:: Exercise instructions ::
Reproduce the lines below word for word, with every character and number unchanged.

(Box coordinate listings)
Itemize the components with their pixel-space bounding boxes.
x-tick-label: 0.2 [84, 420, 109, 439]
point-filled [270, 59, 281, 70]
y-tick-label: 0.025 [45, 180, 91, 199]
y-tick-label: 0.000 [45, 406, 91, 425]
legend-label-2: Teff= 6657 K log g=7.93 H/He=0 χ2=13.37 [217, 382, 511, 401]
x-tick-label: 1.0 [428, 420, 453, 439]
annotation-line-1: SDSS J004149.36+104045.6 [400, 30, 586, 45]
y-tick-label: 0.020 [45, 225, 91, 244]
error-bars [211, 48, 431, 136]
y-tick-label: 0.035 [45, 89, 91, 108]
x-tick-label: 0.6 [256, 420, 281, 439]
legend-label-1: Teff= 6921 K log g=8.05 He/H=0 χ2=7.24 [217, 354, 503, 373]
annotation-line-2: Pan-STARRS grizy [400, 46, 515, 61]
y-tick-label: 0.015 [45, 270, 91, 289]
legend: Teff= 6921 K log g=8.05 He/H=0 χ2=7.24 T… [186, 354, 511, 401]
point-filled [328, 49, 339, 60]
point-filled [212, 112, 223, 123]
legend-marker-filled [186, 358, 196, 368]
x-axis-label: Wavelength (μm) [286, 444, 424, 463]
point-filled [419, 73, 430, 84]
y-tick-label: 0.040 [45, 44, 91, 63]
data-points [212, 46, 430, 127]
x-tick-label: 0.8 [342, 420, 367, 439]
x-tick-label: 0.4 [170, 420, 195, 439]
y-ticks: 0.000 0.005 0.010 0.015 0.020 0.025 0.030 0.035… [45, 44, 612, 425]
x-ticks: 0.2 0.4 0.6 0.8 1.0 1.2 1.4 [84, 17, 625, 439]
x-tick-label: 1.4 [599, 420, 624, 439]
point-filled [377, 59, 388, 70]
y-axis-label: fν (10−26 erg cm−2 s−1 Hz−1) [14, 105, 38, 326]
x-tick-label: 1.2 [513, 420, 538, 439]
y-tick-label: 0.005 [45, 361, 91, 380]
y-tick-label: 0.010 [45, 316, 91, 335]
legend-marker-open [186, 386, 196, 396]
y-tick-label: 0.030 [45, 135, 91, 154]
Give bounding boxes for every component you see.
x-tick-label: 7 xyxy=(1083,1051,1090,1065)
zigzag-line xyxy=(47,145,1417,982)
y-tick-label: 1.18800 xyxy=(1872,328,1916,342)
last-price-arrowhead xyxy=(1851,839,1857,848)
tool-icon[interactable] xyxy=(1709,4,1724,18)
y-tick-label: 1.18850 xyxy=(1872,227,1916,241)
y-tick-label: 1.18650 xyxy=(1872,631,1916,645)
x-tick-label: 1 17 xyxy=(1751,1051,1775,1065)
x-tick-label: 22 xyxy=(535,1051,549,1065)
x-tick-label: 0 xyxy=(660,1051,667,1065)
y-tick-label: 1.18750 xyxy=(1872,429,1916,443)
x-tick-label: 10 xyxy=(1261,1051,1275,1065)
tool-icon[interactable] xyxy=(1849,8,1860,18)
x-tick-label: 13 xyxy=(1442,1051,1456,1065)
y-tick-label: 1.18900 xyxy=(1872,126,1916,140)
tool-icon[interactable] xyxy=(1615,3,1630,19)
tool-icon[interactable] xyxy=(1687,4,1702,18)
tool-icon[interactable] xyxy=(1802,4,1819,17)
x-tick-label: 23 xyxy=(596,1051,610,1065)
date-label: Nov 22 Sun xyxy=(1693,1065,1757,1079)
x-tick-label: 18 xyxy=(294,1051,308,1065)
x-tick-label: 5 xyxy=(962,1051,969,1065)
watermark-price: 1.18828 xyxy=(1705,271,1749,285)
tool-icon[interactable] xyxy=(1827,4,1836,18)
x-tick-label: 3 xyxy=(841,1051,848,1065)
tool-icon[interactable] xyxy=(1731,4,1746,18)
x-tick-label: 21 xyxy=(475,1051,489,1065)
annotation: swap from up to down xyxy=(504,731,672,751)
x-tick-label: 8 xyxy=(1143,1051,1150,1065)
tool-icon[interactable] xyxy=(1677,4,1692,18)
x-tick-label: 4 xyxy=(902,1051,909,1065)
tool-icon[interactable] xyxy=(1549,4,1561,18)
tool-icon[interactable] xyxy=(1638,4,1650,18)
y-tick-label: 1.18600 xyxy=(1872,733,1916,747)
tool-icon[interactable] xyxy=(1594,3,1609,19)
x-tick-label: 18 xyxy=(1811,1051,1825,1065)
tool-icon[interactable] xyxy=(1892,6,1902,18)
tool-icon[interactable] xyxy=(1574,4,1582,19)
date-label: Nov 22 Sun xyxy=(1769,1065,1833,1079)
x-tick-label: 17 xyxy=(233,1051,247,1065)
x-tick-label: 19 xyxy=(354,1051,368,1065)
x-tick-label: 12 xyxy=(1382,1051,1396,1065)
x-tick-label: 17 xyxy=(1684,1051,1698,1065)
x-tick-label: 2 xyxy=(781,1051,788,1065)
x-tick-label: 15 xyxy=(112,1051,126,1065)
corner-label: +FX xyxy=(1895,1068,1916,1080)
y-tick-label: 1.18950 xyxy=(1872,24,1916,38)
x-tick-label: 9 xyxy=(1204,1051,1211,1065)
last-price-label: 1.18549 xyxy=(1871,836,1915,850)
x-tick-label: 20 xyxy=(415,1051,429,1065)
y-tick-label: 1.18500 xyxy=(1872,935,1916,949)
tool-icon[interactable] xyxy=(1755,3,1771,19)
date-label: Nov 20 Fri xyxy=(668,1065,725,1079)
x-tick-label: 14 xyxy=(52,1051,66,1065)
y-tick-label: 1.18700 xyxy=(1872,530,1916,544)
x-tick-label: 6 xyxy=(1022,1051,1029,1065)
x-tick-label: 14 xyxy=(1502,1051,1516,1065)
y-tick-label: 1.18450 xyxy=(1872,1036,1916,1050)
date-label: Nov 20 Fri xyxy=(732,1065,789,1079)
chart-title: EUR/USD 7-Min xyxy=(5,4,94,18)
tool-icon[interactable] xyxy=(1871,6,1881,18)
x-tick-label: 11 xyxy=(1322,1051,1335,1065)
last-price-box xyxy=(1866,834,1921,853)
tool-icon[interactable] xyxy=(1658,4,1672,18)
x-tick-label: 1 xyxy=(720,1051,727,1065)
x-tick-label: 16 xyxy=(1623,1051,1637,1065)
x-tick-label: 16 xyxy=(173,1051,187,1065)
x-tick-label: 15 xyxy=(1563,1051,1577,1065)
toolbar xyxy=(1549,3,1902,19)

:: Final result ::
Itemize the components with their pixel-space bounding boxes.
x-tick-label: 0.2 [84, 420, 109, 439]
point-filled [270, 59, 281, 70]
y-tick-label: 0.025 [45, 180, 91, 199]
y-tick-label: 0.000 [45, 406, 91, 425]
legend-label-2: Teff= 6657 K log g=7.93 H/He=0 χ2=13.37 [217, 382, 511, 401]
x-tick-label: 1.0 [428, 420, 453, 439]
annotation-line-1: SDSS J004149.36+104045.6 [400, 30, 586, 45]
y-tick-label: 0.020 [45, 225, 91, 244]
error-bars [211, 48, 431, 136]
y-tick-label: 0.035 [45, 89, 91, 108]
x-tick-label: 0.6 [256, 420, 281, 439]
legend-label-1: Teff= 6921 K log g=8.05 He/H=0 χ2=7.24 [217, 354, 503, 373]
annotation-line-2: Pan-STARRS grizy [400, 46, 515, 61]
y-tick-label: 0.015 [45, 270, 91, 289]
legend: Teff= 6921 K log g=8.05 He/H=0 χ2=7.24 T… [186, 354, 511, 401]
point-filled [328, 49, 339, 60]
point-filled [212, 112, 223, 123]
legend-marker-filled [186, 358, 196, 368]
x-axis-label: Wavelength (μm) [286, 444, 424, 463]
point-filled [419, 73, 430, 84]
y-tick-label: 0.040 [45, 44, 91, 63]
data-points [212, 46, 430, 127]
x-tick-label: 0.8 [342, 420, 367, 439]
x-tick-label: 0.4 [170, 420, 195, 439]
y-ticks: 0.000 0.005 0.010 0.015 0.020 0.025 0.030 0.035… [45, 44, 612, 425]
x-ticks: 0.2 0.4 0.6 0.8 1.0 1.2 1.4 [84, 17, 625, 439]
x-tick-label: 1.4 [599, 420, 624, 439]
point-filled [377, 59, 388, 70]
y-axis-label: fν (10−26 erg cm−2 s−1 Hz−1) [14, 105, 38, 326]
x-tick-label: 1.2 [513, 420, 538, 439]
y-tick-label: 0.005 [45, 361, 91, 380]
y-tick-label: 0.010 [45, 316, 91, 335]
legend-marker-open [186, 386, 196, 396]
y-tick-label: 0.030 [45, 135, 91, 154]
Give bounding boxes for every component you see.
x-tick-label: 7 xyxy=(1083,1051,1090,1065)
zigzag-line xyxy=(47,145,1417,982)
y-tick-label: 1.18800 xyxy=(1872,328,1916,342)
last-price-arrowhead xyxy=(1851,839,1857,848)
tool-icon[interactable] xyxy=(1709,4,1724,18)
y-tick-label: 1.18850 xyxy=(1872,227,1916,241)
y-tick-label: 1.18650 xyxy=(1872,631,1916,645)
x-tick-label: 1 17 xyxy=(1751,1051,1775,1065)
x-tick-label: 22 xyxy=(535,1051,549,1065)
x-tick-label: 0 xyxy=(660,1051,667,1065)
y-tick-label: 1.18750 xyxy=(1872,429,1916,443)
x-tick-label: 10 xyxy=(1261,1051,1275,1065)
tool-icon[interactable] xyxy=(1849,8,1860,18)
x-tick-label: 13 xyxy=(1442,1051,1456,1065)
y-tick-label: 1.18900 xyxy=(1872,126,1916,140)
tool-icon[interactable] xyxy=(1615,3,1630,19)
tool-icon[interactable] xyxy=(1687,4,1702,18)
tool-icon[interactable] xyxy=(1802,4,1819,17)
x-tick-label: 23 xyxy=(596,1051,610,1065)
date-label: Nov 22 Sun xyxy=(1693,1065,1757,1079)
x-tick-label: 18 xyxy=(294,1051,308,1065)
x-tick-label: 5 xyxy=(962,1051,969,1065)
watermark-price: 1.18828 xyxy=(1705,271,1749,285)
tool-icon[interactable] xyxy=(1827,4,1836,18)
x-tick-label: 3 xyxy=(841,1051,848,1065)
tool-icon[interactable] xyxy=(1731,4,1746,18)
x-tick-label: 21 xyxy=(475,1051,489,1065)
annotation: swap from up to down xyxy=(504,731,672,751)
x-tick-label: 8 xyxy=(1143,1051,1150,1065)
tool-icon[interactable] xyxy=(1677,4,1692,18)
x-tick-label: 4 xyxy=(902,1051,909,1065)
tool-icon[interactable] xyxy=(1549,4,1561,18)
tool-icon[interactable] xyxy=(1638,4,1650,18)
y-tick-label: 1.18600 xyxy=(1872,733,1916,747)
tool-icon[interactable] xyxy=(1594,3,1609,19)
x-tick-label: 18 xyxy=(1811,1051,1825,1065)
tool-icon[interactable] xyxy=(1892,6,1902,18)
tool-icon[interactable] xyxy=(1574,4,1582,19)
date-label: Nov 22 Sun xyxy=(1769,1065,1833,1079)
x-tick-label: 17 xyxy=(233,1051,247,1065)
x-tick-label: 19 xyxy=(354,1051,368,1065)
x-tick-label: 12 xyxy=(1382,1051,1396,1065)
x-tick-label: 17 xyxy=(1684,1051,1698,1065)
x-tick-label: 2 xyxy=(781,1051,788,1065)
x-tick-label: 15 xyxy=(112,1051,126,1065)
corner-label: +FX xyxy=(1895,1068,1916,1080)
y-tick-label: 1.18950 xyxy=(1872,24,1916,38)
x-tick-label: 9 xyxy=(1204,1051,1211,1065)
last-price-label: 1.18549 xyxy=(1871,836,1915,850)
x-tick-label: 20 xyxy=(415,1051,429,1065)
y-tick-label: 1.18500 xyxy=(1872,935,1916,949)
tool-icon[interactable] xyxy=(1755,3,1771,19)
date-label: Nov 20 Fri xyxy=(668,1065,725,1079)
x-tick-label: 14 xyxy=(52,1051,66,1065)
y-tick-label: 1.18700 xyxy=(1872,530,1916,544)
x-tick-label: 6 xyxy=(1022,1051,1029,1065)
x-tick-label: 14 xyxy=(1502,1051,1516,1065)
y-tick-label: 1.18450 xyxy=(1872,1036,1916,1050)
date-label: Nov 20 Fri xyxy=(732,1065,789,1079)
chart-title: EUR/USD 7-Min xyxy=(5,4,94,18)
tool-icon[interactable] xyxy=(1871,6,1881,18)
x-tick-label: 11 xyxy=(1322,1051,1335,1065)
last-price-box xyxy=(1866,834,1921,853)
tool-icon[interactable] xyxy=(1658,4,1672,18)
x-tick-label: 1 xyxy=(720,1051,727,1065)
x-tick-label: 16 xyxy=(1623,1051,1637,1065)
x-tick-label: 16 xyxy=(173,1051,187,1065)
x-tick-label: 15 xyxy=(1563,1051,1577,1065)
toolbar xyxy=(1549,3,1902,19)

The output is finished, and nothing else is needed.